>> start
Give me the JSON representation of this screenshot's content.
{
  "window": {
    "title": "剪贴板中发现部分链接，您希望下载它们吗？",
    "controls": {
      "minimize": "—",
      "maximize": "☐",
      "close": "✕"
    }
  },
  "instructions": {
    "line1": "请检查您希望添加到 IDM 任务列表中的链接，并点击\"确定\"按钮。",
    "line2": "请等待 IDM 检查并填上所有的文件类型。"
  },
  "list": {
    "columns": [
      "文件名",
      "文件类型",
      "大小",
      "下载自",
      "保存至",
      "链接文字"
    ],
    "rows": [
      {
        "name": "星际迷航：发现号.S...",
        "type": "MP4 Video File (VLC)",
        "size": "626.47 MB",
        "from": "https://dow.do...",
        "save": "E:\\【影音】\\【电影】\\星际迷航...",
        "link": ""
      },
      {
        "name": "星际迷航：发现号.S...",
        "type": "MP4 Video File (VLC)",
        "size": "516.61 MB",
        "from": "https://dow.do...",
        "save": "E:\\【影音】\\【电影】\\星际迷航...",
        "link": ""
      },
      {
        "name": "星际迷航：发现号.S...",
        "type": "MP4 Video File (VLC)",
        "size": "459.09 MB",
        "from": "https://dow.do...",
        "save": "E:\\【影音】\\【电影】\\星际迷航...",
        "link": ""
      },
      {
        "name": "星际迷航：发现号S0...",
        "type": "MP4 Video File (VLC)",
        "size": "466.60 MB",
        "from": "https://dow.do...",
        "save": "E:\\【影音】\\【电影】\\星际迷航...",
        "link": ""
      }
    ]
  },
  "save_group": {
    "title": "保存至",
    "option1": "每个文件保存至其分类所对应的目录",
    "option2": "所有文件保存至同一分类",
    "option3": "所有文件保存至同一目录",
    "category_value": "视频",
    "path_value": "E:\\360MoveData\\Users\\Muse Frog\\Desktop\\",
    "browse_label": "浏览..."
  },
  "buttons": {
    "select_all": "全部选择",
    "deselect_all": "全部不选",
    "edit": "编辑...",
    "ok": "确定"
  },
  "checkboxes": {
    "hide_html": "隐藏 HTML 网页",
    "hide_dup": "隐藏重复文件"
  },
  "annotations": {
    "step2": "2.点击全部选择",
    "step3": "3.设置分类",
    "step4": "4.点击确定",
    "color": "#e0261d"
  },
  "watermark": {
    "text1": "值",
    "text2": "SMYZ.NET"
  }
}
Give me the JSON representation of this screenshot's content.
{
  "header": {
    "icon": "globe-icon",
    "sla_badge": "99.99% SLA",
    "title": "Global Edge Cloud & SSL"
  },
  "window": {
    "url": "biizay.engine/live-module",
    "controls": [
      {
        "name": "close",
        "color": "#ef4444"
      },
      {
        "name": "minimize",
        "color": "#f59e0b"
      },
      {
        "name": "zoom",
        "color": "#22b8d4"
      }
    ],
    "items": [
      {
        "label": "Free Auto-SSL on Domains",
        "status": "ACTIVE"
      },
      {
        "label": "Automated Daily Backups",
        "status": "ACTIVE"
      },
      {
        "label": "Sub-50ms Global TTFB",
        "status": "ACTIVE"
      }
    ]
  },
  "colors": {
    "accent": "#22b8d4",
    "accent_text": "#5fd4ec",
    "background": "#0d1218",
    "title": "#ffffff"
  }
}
>> end
Return every line exactly.

Give me the JSON representation of this screenshot's content.
{
  "window": {
    "title": "剪贴板中发现部分链接，您希望下载它们吗？",
    "controls": {
      "minimize": "—",
      "maximize": "☐",
      "close": "✕"
    }
  },
  "instructions": {
    "line1": "请检查您希望添加到 IDM 任务列表中的链接，并点击\"确定\"按钮。",
    "line2": "请等待 IDM 检查并填上所有的文件类型。"
  },
  "list": {
    "columns": [
      "文件名",
      "文件类型",
      "大小",
      "下载自",
      "保存至",
      "链接文字"
    ],
    "rows": [
      {
        "name": "星际迷航：发现号.S...",
        "type": "MP4 Video File (VLC)",
        "size": "626.47 MB",
        "from": "https://dow.do...",
        "save": "E:\\【影音】\\【电影】\\星际迷航...",
        "link": ""
      },
      {
        "name": "星际迷航：发现号.S...",
        "type": "MP4 Video File (VLC)",
        "size": "516.61 MB",
        "from": "https://dow.do...",
        "save": "E:\\【影音】\\【电影】\\星际迷航...",
        "link": ""
      },
      {
        "name": "星际迷航：发现号.S...",
        "type": "MP4 Video File (VLC)",
        "size": "459.09 MB",
        "from": "https://dow.do...",
        "save": "E:\\【影音】\\【电影】\\星际迷航...",
        "link": ""
      },
      {
        "name": "星际迷航：发现号S0...",
        "type": "MP4 Video File (VLC)",
        "size": "466.60 MB",
        "from": "https://dow.do...",
        "save": "E:\\【影音】\\【电影】\\星际迷航...",
        "link": ""
      }
    ]
  },
  "save_group": {
    "title": "保存至",
    "option1": "每个文件保存至其分类所对应的目录",
    "option2": "所有文件保存至同一分类",
    "option3": "所有文件保存至同一目录",
    "category_value": "视频",
    "path_value": "E:\\360MoveData\\Users\\Muse Frog\\Desktop\\",
    "browse_label": "浏览..."
  },
  "buttons": {
    "select_all": "全部选择",
    "deselect_all": "全部不选",
    "edit": "编辑...",
    "ok": "确定"
  },
  "checkboxes": {
    "hide_html": "隐藏 HTML 网页",
    "hide_dup": "隐藏重复文件"
  },
  "annotations": {
    "step2": "2.点击全部选择",
    "step3": "3.设置分类",
    "step4": "4.点击确定",
    "color": "#e0261d"
  },
  "watermark": {
    "text1": "值",
    "text2": "SMYZ.NET"
  }
}
Give me the JSON representation of this screenshot's content.
{
  "header": {
    "icon": "globe-icon",
    "sla_badge": "99.99% SLA",
    "title": "Global Edge Cloud & SSL"
  },
  "window": {
    "url": "biizay.engine/live-module",
    "controls": [
      {
        "name": "close",
        "color": "#ef4444"
      },
      {
        "name": "minimize",
        "color": "#f59e0b"
      },
      {
        "name": "zoom",
        "color": "#22b8d4"
      }
    ],
    "items": [
      {
        "label": "Free Auto-SSL on Domains",
        "status": "ACTIVE"
      },
      {
        "label": "Automated Daily Backups",
        "status": "ACTIVE"
      },
      {
        "label": "Sub-50ms Global TTFB",
        "status": "ACTIVE"
      }
    ]
  },
  "colors": {
    "accent": "#22b8d4",
    "accent_text": "#5fd4ec",
    "background": "#0d1218",
    "title": "#ffffff"
  }
}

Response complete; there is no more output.